● Exercise goal
Find every line with the string "name" in it, count them, and reply with that count only.

● Supplied data
## begin

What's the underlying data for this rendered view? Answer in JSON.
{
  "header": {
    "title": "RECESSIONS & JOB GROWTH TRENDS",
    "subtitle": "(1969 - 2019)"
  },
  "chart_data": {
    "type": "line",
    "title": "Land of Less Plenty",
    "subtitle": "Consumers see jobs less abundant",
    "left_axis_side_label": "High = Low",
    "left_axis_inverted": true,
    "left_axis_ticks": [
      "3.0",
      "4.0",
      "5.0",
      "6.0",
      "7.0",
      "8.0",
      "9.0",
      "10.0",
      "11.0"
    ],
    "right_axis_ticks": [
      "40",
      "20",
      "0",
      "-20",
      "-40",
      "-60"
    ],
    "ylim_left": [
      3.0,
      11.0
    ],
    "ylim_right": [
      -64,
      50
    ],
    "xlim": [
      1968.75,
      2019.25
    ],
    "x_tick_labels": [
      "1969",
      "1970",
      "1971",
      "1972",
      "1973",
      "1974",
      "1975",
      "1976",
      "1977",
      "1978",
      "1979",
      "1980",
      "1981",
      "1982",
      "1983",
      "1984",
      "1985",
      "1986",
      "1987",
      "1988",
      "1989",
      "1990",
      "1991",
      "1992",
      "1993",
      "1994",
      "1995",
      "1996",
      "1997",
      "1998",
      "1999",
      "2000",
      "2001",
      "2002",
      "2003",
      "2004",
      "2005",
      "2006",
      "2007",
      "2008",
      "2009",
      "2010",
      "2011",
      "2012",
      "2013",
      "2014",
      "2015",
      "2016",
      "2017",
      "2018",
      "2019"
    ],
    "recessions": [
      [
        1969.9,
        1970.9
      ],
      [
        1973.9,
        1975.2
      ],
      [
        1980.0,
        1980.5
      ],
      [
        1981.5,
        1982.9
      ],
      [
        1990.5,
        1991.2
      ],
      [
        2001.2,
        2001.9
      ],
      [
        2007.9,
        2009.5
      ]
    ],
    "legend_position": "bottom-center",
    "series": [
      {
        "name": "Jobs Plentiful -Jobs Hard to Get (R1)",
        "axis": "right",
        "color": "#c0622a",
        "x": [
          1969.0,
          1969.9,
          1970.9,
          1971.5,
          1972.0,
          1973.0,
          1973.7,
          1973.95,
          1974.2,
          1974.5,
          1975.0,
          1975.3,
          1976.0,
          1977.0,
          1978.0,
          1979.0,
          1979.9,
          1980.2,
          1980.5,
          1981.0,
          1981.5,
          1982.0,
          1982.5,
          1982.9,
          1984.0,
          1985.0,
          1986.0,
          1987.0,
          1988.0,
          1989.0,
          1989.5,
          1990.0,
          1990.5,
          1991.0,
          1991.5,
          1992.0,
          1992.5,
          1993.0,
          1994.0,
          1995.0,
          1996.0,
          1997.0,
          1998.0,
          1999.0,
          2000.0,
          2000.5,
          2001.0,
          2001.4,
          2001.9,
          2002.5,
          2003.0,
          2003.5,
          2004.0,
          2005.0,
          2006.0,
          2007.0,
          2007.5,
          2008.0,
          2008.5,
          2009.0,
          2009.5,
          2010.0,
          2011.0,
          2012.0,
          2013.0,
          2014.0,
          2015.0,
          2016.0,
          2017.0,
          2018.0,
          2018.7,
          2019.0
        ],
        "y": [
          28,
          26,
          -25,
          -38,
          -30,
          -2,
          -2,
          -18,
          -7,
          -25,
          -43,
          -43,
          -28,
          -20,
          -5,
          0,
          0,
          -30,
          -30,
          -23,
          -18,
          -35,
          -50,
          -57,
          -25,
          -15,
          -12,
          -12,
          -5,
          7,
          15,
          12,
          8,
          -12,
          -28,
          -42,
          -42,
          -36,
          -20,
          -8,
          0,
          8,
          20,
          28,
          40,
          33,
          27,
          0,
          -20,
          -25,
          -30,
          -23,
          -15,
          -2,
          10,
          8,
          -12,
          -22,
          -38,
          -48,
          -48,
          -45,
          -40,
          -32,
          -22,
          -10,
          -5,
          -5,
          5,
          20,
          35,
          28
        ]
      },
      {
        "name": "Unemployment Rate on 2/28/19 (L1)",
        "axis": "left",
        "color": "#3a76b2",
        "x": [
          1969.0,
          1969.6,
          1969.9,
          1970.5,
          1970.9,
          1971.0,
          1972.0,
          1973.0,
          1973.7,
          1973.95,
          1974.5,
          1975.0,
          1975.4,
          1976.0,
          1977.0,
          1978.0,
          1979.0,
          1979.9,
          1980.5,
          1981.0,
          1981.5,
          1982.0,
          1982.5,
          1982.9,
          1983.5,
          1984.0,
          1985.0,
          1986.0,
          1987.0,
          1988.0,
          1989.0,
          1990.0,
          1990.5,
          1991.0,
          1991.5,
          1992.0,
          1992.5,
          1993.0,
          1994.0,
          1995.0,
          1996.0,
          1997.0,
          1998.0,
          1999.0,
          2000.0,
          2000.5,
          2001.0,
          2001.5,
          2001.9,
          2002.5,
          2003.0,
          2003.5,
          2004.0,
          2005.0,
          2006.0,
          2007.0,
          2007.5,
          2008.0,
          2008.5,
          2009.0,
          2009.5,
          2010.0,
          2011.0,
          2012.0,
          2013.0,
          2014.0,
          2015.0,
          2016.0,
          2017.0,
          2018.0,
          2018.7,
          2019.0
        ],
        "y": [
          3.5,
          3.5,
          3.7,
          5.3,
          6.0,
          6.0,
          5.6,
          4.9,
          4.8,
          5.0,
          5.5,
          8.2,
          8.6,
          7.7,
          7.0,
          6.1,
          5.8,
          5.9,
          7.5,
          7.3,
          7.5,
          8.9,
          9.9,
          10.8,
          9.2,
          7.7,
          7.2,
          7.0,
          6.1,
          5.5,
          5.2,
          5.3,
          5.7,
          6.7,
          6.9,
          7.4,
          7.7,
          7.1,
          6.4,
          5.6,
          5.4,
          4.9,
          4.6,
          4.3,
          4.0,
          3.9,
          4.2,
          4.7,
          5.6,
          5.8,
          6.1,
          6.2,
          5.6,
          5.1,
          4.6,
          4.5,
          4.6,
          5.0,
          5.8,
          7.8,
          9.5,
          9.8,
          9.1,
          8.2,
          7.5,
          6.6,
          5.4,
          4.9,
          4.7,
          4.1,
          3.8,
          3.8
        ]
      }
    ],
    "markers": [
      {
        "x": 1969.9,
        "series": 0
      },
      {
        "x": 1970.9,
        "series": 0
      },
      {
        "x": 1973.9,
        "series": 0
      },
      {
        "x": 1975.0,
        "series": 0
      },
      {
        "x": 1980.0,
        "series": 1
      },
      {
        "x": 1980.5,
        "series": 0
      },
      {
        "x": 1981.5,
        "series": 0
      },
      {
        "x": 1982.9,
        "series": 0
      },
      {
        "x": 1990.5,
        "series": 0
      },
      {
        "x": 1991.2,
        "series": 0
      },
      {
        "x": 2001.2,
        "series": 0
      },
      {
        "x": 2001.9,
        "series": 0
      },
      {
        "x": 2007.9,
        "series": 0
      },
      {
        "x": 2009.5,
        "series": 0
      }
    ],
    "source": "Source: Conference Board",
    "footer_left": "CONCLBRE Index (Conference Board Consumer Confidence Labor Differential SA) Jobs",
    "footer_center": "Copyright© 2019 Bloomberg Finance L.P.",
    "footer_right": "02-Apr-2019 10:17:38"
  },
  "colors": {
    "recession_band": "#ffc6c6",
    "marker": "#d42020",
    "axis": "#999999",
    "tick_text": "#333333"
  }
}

## end

● Solution to this problem
2